DATA TO PROCESS =>
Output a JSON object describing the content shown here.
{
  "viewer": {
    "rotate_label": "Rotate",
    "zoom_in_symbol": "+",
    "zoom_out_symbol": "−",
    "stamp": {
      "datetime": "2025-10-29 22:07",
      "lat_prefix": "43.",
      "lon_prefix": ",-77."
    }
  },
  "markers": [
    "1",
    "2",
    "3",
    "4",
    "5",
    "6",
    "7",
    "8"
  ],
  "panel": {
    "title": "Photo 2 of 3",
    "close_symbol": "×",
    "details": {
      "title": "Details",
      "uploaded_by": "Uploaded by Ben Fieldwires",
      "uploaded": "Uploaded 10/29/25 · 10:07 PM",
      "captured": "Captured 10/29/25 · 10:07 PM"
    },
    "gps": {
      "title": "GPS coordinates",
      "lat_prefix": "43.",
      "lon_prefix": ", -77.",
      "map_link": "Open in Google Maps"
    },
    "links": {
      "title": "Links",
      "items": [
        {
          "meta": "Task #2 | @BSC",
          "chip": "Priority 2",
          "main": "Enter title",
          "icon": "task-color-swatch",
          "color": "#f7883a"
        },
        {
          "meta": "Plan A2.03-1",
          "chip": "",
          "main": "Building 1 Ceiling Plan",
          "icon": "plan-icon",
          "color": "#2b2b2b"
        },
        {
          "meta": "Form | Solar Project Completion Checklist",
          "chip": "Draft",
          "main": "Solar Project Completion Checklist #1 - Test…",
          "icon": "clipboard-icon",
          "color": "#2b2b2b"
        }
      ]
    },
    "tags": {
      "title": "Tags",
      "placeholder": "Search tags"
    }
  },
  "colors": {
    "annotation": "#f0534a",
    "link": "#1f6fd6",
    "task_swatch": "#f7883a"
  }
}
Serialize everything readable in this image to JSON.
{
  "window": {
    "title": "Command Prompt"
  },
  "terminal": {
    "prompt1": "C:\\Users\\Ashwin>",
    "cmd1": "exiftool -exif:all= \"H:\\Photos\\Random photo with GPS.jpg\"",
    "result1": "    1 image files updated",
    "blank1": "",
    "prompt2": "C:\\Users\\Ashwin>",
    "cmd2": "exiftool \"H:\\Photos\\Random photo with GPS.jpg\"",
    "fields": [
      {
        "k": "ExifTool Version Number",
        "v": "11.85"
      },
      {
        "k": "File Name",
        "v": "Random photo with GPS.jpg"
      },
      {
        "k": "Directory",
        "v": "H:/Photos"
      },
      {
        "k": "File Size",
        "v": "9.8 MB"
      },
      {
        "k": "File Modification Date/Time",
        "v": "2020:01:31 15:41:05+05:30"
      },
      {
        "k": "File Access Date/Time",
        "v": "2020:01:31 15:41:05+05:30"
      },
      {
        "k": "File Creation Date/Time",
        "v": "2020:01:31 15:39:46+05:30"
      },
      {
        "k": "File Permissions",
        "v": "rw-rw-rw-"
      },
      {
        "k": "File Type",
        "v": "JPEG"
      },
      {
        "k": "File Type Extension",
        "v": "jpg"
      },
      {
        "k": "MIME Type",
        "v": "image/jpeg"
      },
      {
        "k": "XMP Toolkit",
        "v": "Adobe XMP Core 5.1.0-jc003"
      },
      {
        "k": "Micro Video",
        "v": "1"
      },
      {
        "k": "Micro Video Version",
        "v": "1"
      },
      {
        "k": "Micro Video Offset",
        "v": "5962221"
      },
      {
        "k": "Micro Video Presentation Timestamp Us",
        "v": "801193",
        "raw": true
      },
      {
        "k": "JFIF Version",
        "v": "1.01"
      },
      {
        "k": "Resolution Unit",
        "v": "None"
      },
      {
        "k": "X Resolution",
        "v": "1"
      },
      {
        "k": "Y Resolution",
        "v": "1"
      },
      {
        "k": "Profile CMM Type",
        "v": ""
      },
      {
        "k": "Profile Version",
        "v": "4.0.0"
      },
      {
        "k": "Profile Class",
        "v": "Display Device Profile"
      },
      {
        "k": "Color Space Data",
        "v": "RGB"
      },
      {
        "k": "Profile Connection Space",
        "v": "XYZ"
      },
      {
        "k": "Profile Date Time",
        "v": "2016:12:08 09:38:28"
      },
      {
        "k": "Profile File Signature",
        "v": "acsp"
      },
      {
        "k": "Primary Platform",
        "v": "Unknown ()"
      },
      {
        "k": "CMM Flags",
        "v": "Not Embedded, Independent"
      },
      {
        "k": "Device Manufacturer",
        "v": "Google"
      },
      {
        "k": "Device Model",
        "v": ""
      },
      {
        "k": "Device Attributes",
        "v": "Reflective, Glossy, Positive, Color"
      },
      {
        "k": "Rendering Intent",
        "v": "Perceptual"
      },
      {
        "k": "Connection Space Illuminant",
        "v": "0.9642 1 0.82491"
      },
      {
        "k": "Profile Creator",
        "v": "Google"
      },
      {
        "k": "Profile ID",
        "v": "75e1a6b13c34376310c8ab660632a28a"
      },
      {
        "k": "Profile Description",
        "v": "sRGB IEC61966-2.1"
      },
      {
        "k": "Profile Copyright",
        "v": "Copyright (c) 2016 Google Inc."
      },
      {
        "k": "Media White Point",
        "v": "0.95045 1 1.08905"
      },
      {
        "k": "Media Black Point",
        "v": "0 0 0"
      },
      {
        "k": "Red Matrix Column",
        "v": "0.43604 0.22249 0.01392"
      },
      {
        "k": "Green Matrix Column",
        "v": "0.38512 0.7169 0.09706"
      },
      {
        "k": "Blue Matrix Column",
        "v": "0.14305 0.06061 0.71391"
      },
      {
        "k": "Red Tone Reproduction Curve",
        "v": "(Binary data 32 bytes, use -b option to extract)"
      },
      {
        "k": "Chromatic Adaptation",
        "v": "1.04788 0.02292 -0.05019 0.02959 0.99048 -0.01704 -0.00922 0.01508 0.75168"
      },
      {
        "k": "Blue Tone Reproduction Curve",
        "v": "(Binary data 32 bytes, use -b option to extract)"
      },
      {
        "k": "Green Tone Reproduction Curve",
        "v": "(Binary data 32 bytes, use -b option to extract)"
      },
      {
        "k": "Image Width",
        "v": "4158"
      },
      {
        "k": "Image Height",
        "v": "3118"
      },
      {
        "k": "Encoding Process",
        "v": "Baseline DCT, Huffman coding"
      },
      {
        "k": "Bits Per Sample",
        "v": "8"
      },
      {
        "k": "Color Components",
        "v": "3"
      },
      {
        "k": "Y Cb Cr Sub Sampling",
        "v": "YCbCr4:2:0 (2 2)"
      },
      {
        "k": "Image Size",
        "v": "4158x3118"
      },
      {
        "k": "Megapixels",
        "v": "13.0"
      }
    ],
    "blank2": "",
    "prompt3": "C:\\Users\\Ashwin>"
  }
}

TASK REQUIREMENTS =>
Copy each line of the listing that includes "Ashwin".

THE ANSWER =>
    "prompt1": "C:\\Users\\Ashwin>",
    "prompt2": "C:\\Users\\Ashwin>",
    "prompt3": "C:\\Users\\Ashwin>"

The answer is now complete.